Could you carry on the LeetCode 3879 solution write-up on the maximum distinct path sum, picking up right after its last sentence?

Given text
--------------------------------------------------

LeetCode 3879 - Maximum Distinct Path Sum in a Binary Tree
The problem asks us to find the maximum sum of node values along a path in a binary tree such that all values in the path are distinct. The path can start and end at any node, does not need to pass through the root, and must consist of connected nodes.
Difficulty: 🟡 Medium
Topics: Hash Table, Tree, Depth-First Search, Binary Tree
Solution
Problem Understanding
The problem asks us to find the maximum sum of node values along a path in a binary tree such that all values in the path are distinct. The path can start and end at any node, does not need to pass through the root, and must consist of connected nodes. Each node contains an integer, which may be negative, zero, or positive. The input is the root of a binary tree, and the output is a single integer representing the maximum sum of a valid path.
Constraints tell us that the number of nodes is relatively small (1 <= n <= 1000), which allows for a recursive solution with moderate overhead. Node values can be negative (-1000 <= Node.val <= 1000), which means paths with negative sums may need to be ignored if a higher sum is possible elsewhere.
Important edge cases include trees with duplicate values that prevent certain paths from being valid, negative values that could reduce the sum, and paths that consist of a single node.
Approaches
Brute Force
A brute-force approach would be to generate all possible paths in the tree and then filter for those with distinct values. For each valid path, we would calculate the sum and keep track of the maximum. This guarantees correctness but is exponentially slow because the number of possible paths grows rapidly with the number of nodes. Given up to 1000 nodes, this approach is impractical.
Optimal Approach
The key insight is that we can use depth-first search (DFS) with a backtracking hash set to maintain the set of values along the current path. At each node, we explore both left and right subtrees while maintaining a set of already-visited values. If a value is already in the set, we cannot include it in the path. We calculate the maximum sum as the sum of the current node value plus the maximum valid sums from its children. By doing DFS recursively and backtracking properly, we can explore all possible valid paths without explicitly generating them.

--------------------------------------------------

Records
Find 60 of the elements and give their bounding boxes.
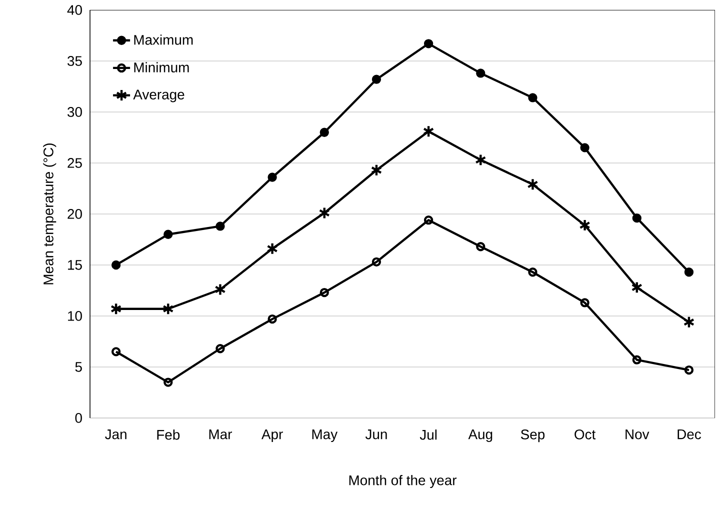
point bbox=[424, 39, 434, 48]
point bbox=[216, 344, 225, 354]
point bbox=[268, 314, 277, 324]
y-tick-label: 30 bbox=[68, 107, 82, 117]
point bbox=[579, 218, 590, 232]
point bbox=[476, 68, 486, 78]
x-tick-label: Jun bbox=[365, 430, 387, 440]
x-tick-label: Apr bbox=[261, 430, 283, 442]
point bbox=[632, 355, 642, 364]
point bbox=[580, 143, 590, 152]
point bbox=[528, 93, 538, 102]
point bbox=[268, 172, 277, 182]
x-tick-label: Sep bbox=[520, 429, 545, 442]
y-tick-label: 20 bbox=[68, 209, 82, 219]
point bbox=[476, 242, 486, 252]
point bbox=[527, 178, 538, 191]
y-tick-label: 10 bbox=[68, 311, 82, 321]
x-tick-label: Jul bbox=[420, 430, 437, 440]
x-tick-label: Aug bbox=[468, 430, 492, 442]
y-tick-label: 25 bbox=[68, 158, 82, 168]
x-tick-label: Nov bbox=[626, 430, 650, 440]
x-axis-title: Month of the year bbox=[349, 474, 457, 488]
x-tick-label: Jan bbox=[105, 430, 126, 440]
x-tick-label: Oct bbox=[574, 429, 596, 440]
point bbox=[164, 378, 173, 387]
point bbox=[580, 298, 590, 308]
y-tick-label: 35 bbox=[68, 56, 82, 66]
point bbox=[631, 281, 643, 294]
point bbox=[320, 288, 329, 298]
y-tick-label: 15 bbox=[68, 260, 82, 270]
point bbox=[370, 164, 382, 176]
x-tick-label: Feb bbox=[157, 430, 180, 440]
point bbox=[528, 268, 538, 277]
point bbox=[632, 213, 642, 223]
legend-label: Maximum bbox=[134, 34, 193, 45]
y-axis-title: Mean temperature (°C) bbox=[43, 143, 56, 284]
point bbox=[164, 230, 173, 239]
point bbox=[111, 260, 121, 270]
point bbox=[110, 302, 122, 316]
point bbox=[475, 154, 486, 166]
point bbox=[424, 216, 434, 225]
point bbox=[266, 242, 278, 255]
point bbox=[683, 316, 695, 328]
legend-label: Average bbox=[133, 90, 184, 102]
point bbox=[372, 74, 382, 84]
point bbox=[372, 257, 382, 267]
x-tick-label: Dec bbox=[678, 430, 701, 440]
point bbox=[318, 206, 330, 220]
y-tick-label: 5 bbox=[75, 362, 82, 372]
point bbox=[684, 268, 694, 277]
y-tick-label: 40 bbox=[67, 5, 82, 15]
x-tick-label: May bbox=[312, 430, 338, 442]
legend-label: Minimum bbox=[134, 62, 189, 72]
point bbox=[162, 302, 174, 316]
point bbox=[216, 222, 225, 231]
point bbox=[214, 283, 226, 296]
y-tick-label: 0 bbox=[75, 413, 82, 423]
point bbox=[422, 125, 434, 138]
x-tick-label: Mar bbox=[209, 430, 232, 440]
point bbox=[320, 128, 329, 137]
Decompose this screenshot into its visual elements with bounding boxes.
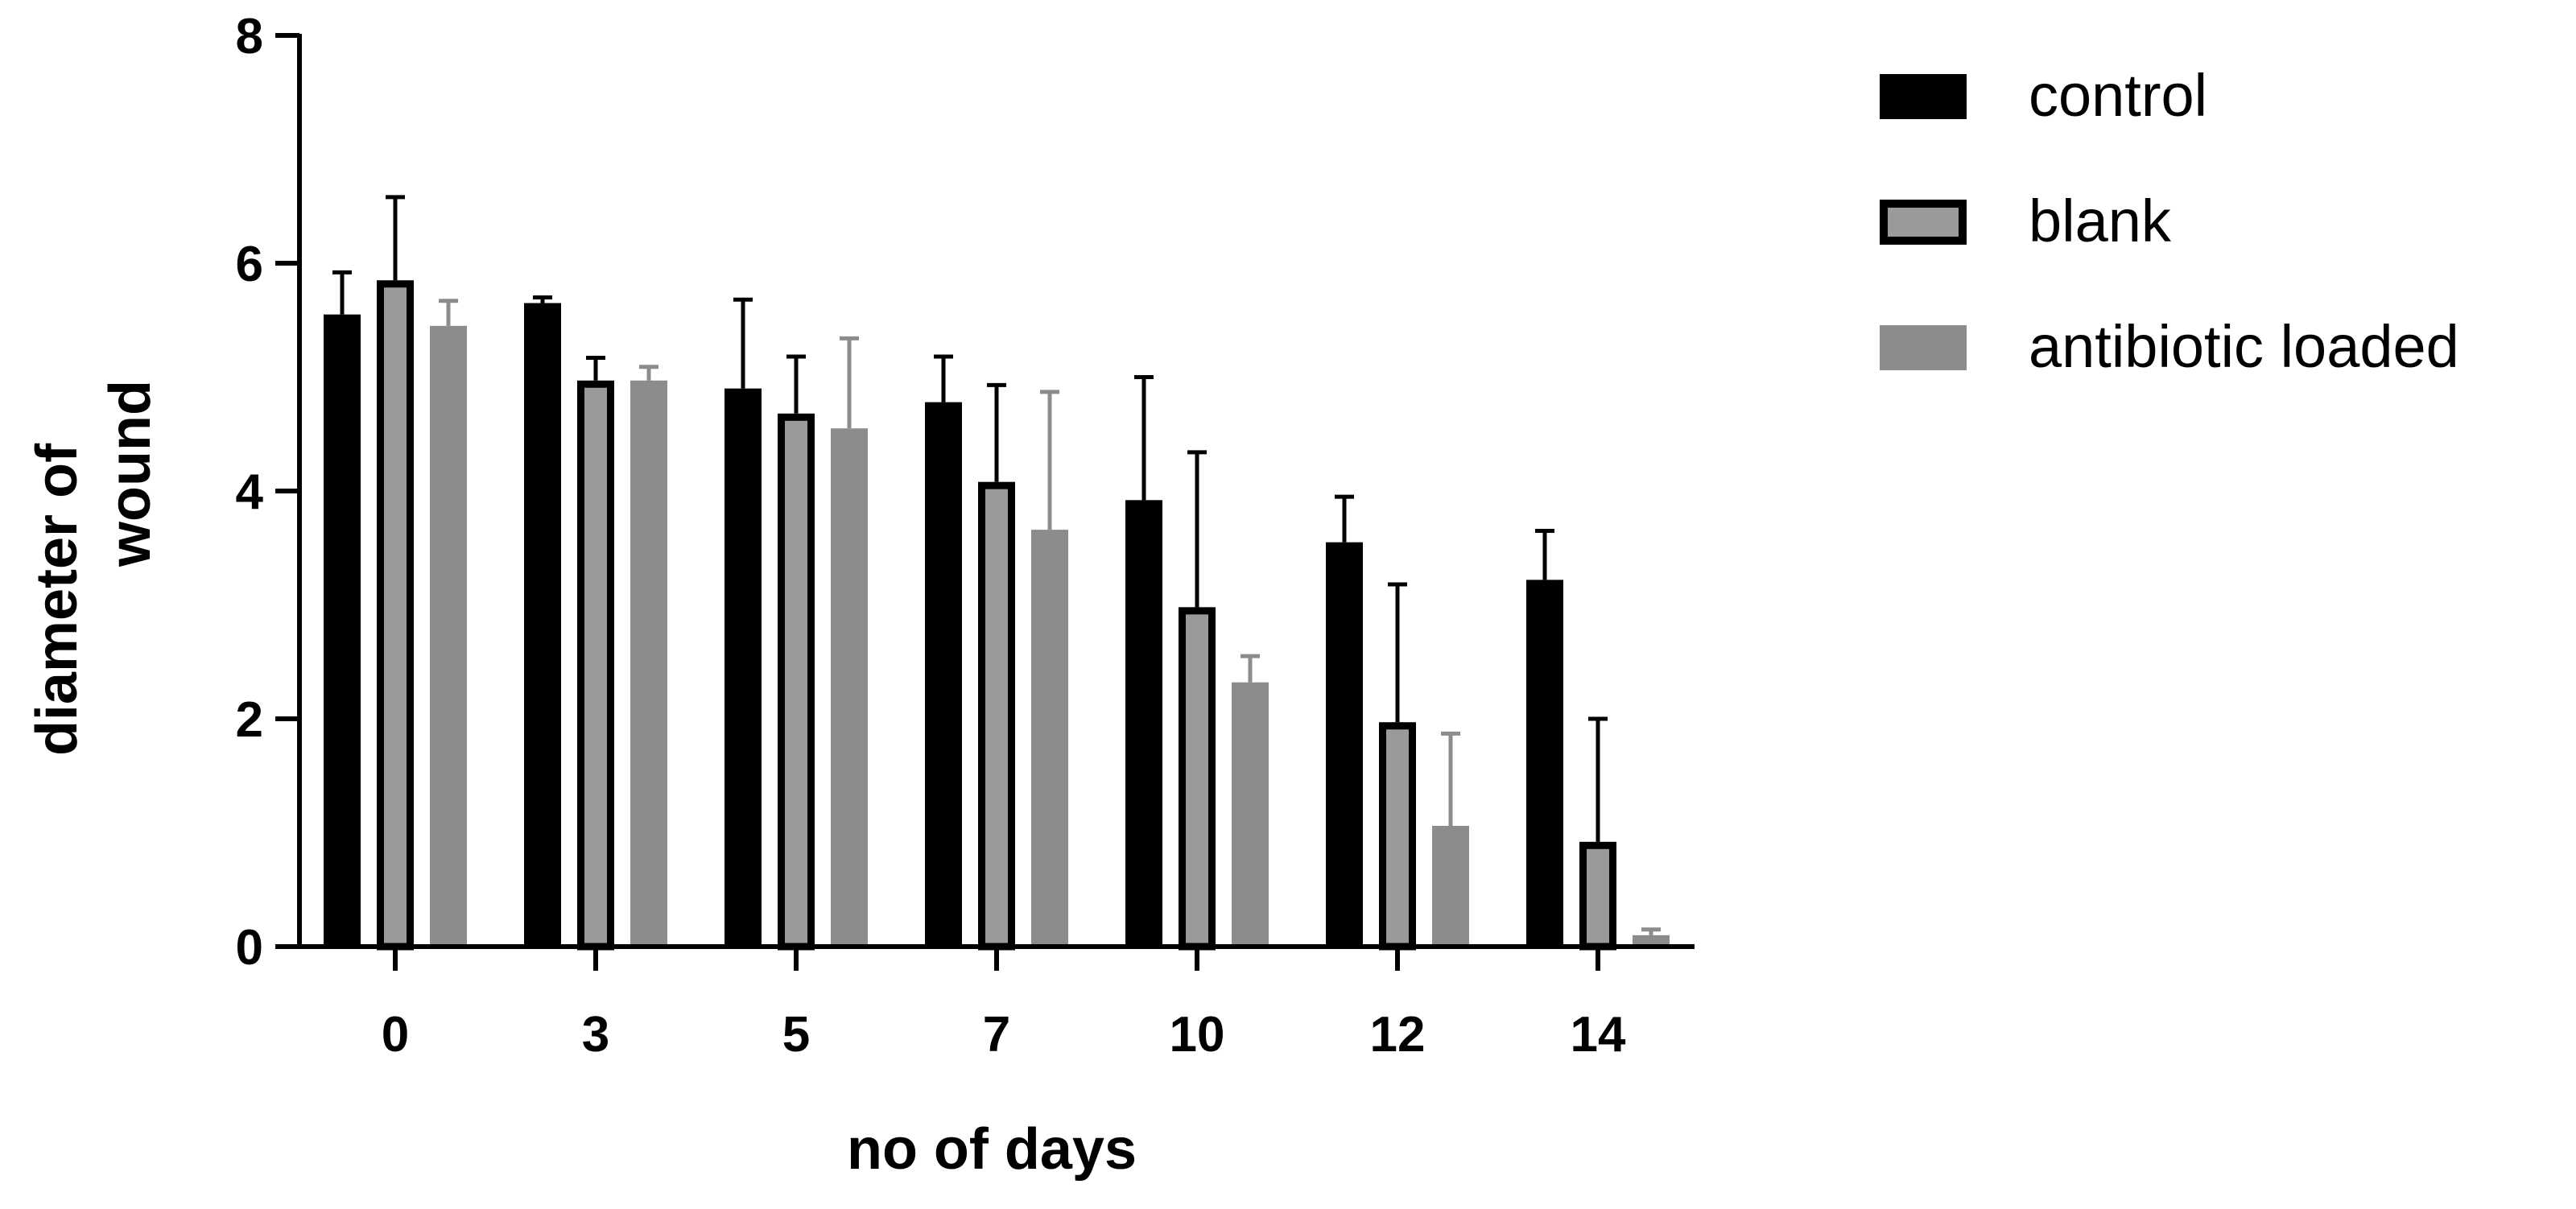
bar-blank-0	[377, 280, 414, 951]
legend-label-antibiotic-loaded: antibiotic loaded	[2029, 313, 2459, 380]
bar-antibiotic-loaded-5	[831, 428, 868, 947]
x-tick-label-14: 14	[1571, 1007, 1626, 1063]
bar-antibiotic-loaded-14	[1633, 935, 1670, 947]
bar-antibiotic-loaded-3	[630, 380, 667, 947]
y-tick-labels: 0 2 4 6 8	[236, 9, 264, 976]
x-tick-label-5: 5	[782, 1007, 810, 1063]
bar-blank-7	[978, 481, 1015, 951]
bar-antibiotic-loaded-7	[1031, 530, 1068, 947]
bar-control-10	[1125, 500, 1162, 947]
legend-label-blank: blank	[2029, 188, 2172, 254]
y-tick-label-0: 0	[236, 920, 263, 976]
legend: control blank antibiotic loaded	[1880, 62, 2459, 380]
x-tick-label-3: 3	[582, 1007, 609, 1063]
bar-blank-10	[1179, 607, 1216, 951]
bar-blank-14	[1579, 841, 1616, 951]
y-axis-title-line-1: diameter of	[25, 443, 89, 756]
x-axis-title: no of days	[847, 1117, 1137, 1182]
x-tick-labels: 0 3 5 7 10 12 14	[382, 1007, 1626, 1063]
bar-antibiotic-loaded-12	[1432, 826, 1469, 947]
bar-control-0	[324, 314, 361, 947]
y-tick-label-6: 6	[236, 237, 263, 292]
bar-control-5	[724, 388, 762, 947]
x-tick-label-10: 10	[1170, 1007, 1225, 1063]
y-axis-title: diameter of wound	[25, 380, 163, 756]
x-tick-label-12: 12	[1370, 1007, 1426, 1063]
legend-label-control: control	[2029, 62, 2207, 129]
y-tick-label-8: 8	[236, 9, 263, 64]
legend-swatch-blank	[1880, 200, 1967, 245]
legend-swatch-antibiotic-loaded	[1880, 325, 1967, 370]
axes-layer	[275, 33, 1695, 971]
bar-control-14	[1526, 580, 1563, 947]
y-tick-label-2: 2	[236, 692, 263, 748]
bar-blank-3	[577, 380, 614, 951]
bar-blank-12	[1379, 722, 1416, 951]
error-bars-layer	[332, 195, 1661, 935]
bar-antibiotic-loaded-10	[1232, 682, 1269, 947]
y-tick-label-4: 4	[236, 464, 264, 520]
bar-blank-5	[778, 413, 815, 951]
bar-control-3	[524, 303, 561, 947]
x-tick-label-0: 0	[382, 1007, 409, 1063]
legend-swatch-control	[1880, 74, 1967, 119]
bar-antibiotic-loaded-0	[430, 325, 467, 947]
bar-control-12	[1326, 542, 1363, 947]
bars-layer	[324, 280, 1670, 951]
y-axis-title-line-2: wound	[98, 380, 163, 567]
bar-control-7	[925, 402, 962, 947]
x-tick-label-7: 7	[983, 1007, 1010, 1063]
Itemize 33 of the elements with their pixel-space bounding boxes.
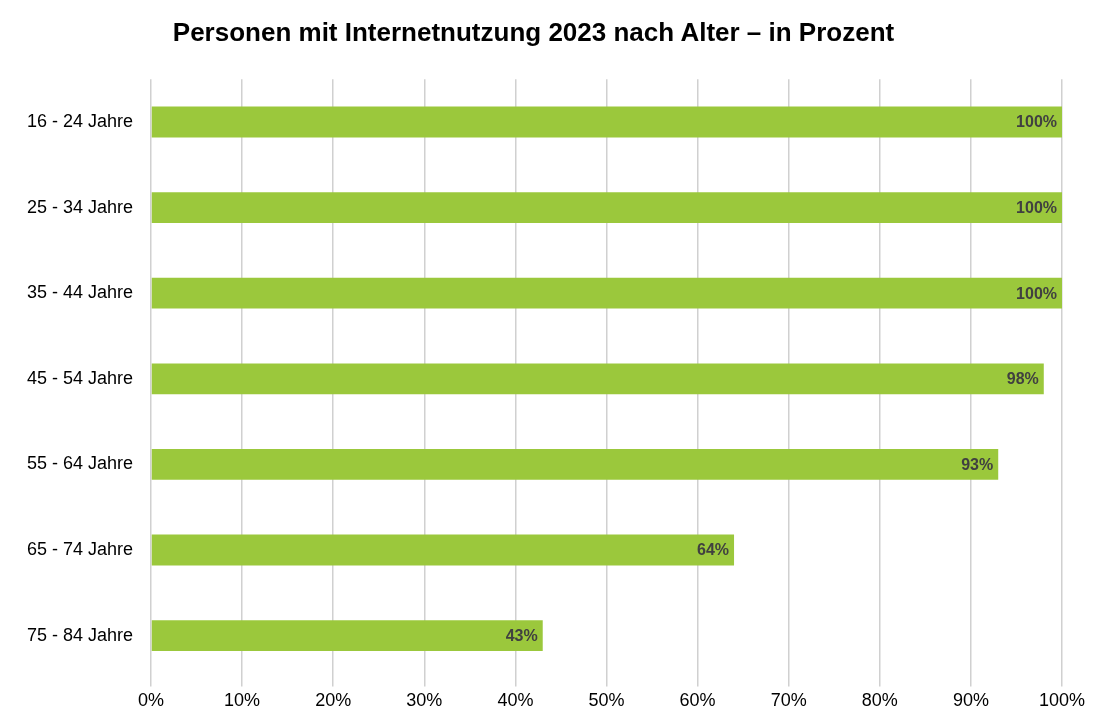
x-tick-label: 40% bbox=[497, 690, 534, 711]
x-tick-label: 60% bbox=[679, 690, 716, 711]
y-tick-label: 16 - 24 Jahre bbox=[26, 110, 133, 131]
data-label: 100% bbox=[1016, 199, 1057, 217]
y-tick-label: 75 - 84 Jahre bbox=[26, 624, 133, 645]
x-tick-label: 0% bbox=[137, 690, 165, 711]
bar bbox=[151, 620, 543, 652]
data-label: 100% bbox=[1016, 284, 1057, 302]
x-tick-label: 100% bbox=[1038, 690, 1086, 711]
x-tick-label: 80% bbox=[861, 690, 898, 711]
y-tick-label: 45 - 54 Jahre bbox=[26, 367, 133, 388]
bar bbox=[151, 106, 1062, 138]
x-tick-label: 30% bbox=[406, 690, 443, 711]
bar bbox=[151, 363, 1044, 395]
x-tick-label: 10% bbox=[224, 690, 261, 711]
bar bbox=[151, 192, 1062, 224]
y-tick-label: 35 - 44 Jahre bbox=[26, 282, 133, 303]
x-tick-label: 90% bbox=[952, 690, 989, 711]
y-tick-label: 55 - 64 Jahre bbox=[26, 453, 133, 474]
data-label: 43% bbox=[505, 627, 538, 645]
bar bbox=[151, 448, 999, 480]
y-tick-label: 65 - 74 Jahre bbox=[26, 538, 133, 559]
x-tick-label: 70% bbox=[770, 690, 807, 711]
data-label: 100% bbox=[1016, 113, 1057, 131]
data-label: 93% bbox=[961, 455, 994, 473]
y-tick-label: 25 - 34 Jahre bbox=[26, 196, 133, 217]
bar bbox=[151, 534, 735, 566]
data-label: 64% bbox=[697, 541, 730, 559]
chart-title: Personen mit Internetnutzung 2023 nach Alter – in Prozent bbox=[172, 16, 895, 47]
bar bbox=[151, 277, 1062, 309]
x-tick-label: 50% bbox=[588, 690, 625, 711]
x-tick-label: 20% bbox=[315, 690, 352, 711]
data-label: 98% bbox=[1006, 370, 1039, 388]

--------------------------------------------------

Result
The optimal approach leverages a hash set to track distinct values along a path, and recursion ensures we explore all potential paths efficiently. We also maintain a global variable to track the maximum sum found so far.
| Approach | Time Complexity | Space Complexity | Notes |
|---|---|---|---|
| Brute Force | O(2^n) | O(n) | Generates all paths explicitly, checks distinctness |
| Optimal | O(n * h) | O(n) | DFS with backtracking, exploring each node and subtree once, maintaining hash set for path |
Algorithm Walkthrough
- Initialize a global variable
max_sumto negative infinity to store the maximum sum of valid paths. - Define a recursive DFS function that takes a node and a hash set of values already in the current path.
- If the node is
None, return a sum of 0. - If the node value is already in the hash set, this path cannot continue through this node, so return 0.
- Add the node value to the hash set.
- Recursively calculate the maximum path sum in the left subtree and the right subtree, each using a copy of the current set or by proper backtracking.
- The maximum sum including this node is the node value plus the maximum sums from left and right subtrees.
- Update the global
max_sumif this sum is larger. - Remove the current node value from the hash set to backtrack.
- Return the maximum sum path that can be extended to parent nodes.
Why it works: The algorithm ensures that at each node, we explore all valid paths that include that node exactly once in any path. By using backtracking, we guarantee that no duplicate values are counted and all combinations are considered. The global max_sum captures the maximum across all starting points and path shapes.
Python Solution
# Definition for a binary tree node.
# class TreeNode:
# def __init__(self, val=0, left=None, right=None):
# self.val = val
# self.left = left
# self.right = right
class Solution:
def maxSum(self, root: Optional[TreeNode]) -> int:
self.max_sum = float('-inf')
def dfs(node, path_set):
if not node:
return 0
if node.val in path_set:
return 0
path_set.add(node.val)
left_sum = dfs(node.left, path_set)
right_sum = dfs(node.right, path_set)
current_sum = node.val + left_sum + right_sum
self.max_sum = max(self.max_sum, current_sum)
path_set.remove(node.val)
return node.val + max(left_sum, right_sum)
dfs(root, set())
return self.max_sum
Explanation: We use a recursive dfs function that takes the current node and a path_set to track distinct values along the path. If a node value is already present, we skip it. We explore left and right subtrees recursively and calculate the maximum sum for paths including the current node. The global variable self.max_sum is updated at every step. Backtracking ensures the set is correctly maintained.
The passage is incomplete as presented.